Material provided:
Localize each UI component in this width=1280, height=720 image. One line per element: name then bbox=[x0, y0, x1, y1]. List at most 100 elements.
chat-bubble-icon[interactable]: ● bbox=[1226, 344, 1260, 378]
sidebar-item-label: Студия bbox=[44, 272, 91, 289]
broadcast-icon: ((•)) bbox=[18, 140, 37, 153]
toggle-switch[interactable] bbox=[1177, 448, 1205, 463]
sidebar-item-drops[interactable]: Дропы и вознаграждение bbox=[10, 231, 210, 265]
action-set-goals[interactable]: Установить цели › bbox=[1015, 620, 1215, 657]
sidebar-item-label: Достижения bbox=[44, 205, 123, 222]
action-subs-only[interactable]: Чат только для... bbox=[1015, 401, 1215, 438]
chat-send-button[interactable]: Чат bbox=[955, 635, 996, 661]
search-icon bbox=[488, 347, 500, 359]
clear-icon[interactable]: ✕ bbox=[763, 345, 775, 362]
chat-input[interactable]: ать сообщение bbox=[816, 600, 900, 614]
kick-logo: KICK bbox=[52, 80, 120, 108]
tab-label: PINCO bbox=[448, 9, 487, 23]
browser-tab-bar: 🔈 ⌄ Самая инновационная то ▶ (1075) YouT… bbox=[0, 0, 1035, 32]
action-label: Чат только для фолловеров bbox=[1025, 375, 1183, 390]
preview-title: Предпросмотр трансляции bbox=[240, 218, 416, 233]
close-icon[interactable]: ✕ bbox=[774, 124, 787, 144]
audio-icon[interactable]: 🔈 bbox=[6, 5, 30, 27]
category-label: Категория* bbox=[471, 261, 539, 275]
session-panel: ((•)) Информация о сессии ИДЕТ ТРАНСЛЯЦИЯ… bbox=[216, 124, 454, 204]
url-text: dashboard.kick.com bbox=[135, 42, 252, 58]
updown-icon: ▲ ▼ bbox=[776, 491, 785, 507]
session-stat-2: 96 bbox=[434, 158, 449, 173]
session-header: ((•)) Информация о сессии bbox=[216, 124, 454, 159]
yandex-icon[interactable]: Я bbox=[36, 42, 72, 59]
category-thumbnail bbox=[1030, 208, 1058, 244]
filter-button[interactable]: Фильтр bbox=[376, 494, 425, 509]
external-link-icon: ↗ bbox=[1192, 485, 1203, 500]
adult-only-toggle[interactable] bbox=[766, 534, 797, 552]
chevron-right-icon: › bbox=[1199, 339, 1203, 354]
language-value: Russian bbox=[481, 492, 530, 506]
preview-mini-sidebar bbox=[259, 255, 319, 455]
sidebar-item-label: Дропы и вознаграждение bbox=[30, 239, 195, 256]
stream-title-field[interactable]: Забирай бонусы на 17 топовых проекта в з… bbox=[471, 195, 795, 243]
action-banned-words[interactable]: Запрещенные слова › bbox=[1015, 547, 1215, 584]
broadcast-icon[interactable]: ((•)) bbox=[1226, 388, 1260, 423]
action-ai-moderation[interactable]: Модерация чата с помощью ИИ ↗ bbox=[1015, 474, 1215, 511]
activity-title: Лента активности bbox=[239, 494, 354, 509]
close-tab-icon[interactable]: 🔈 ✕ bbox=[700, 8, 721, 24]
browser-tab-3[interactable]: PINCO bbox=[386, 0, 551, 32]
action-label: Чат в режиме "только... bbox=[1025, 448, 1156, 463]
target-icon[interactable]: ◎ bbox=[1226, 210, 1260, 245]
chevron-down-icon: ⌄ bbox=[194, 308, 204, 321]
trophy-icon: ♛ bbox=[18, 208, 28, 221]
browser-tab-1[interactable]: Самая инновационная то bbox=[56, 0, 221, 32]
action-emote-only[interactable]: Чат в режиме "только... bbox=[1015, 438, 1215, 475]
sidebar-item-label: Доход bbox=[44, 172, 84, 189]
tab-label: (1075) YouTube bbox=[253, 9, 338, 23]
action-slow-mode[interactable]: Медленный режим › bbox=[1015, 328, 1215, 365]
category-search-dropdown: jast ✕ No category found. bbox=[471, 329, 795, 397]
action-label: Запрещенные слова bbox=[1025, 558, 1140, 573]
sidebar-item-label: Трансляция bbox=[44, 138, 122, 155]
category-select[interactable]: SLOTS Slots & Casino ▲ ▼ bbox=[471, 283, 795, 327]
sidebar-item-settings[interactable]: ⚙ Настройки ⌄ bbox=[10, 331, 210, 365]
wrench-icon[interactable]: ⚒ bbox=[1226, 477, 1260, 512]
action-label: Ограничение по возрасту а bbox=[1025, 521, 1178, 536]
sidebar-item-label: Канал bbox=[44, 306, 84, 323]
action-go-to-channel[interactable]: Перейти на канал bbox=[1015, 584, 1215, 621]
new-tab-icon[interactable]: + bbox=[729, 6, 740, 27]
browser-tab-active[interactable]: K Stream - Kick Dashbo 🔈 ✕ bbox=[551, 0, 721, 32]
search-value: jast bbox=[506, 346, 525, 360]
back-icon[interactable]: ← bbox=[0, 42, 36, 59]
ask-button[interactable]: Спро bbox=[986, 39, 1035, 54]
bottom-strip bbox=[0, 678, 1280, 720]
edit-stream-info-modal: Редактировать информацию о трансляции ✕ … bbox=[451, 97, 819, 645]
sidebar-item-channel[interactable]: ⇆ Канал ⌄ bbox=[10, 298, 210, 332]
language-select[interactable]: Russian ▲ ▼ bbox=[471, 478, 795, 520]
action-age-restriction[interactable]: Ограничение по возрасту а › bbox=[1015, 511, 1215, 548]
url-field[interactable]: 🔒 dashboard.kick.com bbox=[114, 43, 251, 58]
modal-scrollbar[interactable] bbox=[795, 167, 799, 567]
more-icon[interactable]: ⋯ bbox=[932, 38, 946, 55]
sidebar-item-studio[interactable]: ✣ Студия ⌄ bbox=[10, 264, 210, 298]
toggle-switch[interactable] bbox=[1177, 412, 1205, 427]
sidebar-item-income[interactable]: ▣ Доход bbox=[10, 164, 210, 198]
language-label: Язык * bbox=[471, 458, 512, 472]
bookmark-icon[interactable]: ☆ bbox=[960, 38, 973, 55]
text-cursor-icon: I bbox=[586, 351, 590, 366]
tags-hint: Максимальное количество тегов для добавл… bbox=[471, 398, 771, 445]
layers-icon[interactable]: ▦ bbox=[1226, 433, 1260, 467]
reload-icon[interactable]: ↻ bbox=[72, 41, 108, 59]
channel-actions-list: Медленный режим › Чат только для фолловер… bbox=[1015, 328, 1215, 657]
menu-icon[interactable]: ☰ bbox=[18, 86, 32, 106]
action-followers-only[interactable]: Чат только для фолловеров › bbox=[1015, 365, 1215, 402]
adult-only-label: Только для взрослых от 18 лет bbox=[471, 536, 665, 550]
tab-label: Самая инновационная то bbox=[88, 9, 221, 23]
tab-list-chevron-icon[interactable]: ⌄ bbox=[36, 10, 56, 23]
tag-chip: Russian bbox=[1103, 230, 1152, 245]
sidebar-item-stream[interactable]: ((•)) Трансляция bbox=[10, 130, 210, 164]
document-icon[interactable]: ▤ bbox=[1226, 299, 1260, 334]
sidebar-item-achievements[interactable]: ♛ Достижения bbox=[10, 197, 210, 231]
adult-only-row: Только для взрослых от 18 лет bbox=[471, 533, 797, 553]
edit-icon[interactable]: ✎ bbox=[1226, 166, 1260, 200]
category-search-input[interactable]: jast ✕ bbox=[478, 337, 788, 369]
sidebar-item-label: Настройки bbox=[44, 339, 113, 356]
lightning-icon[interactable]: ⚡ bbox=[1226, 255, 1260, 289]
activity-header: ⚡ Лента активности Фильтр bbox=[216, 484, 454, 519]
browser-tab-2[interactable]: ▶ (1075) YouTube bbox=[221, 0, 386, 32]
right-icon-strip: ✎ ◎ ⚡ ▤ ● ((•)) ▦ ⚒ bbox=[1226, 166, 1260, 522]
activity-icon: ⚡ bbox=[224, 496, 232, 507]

Task goal: Please copy out the rows word for word, from the first line through the line containing "chat-bubble-icon[interactable]: ● bbox=[1226, 344, 1260, 378]", inclusive.

Reply to the exercise:
Localize each UI component in this width=1280, height=720 image. One line per element: name then bbox=[x0, y0, x1, y1]. List at most 100 elements.
chat-bubble-icon[interactable]: ● bbox=[1226, 344, 1260, 378]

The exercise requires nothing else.